Problem statement:
Give every line of the data again, unchanged, but with no pictures.

Material supplied:
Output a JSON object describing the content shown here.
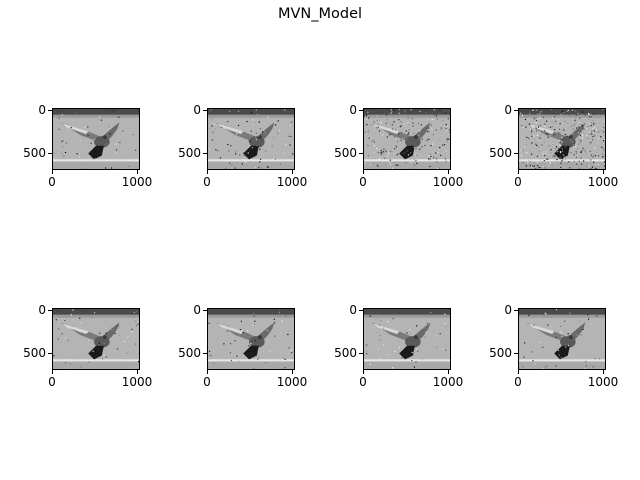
{
  "figure": {
    "title": "MVN_Model"
  },
  "axes": {
    "y_ticks": [
      "0",
      "500"
    ],
    "x_ticks": [
      "0",
      "1000"
    ]
  },
  "panels": [
    {
      "row": 1,
      "col": 1,
      "noise_level": 0.1
    },
    {
      "row": 1,
      "col": 2,
      "noise_level": 0.2
    },
    {
      "row": 1,
      "col": 3,
      "noise_level": 0.45
    },
    {
      "row": 1,
      "col": 4,
      "noise_level": 0.75
    },
    {
      "row": 2,
      "col": 1,
      "noise_level": 0.12
    },
    {
      "row": 2,
      "col": 2,
      "noise_level": 0.12
    },
    {
      "row": 2,
      "col": 3,
      "noise_level": 0.12
    },
    {
      "row": 2,
      "col": 4,
      "noise_level": 0.12
    }
  ],
  "image_subject_icon": "pigeon-in-flight-grayscale"
}
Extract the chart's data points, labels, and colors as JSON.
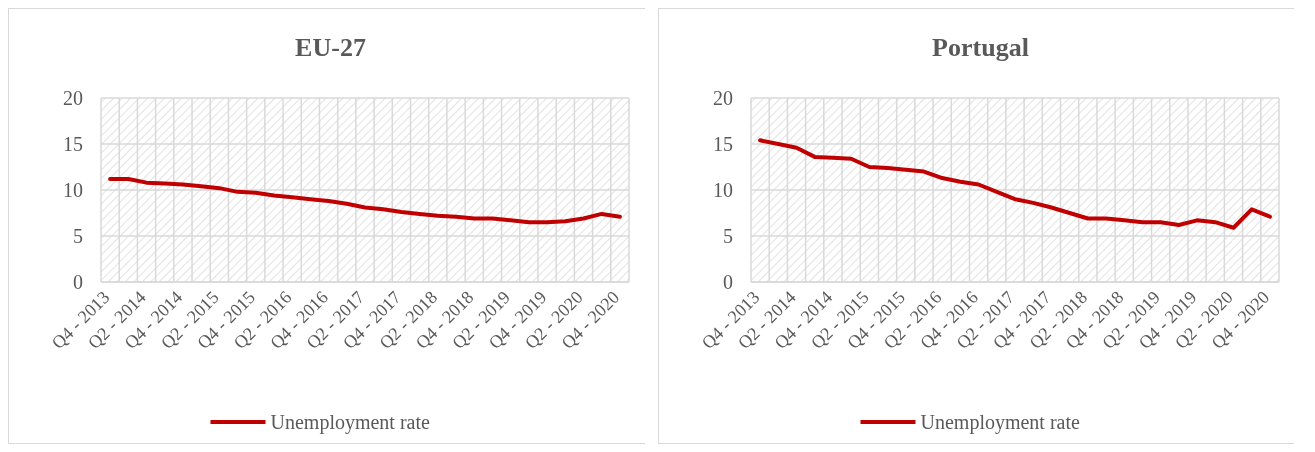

Solution to the problem:
Output a JSON object describing the content shown here.
{
  "figure": {
    "title": "MVN_Model"
  },
  "axes": {
    "y_ticks": [
      "0",
      "500"
    ],
    "x_ticks": [
      "0",
      "1000"
    ]
  },
  "panels": [
    {
      "row": 1,
      "col": 1,
      "noise_level": 0.1
    },
    {
      "row": 1,
      "col": 2,
      "noise_level": 0.2
    },
    {
      "row": 1,
      "col": 3,
      "noise_level": 0.45
    },
    {
      "row": 1,
      "col": 4,
      "noise_level": 0.75
    },
    {
      "row": 2,
      "col": 1,
      "noise_level": 0.12
    },
    {
      "row": 2,
      "col": 2,
      "noise_level": 0.12
    },
    {
      "row": 2,
      "col": 3,
      "noise_level": 0.12
    },
    {
      "row": 2,
      "col": 4,
      "noise_level": 0.12
    }
  ],
  "image_subject_icon": "pigeon-in-flight-grayscale"
}
Extract the chart's data points, labels, and colors as JSON.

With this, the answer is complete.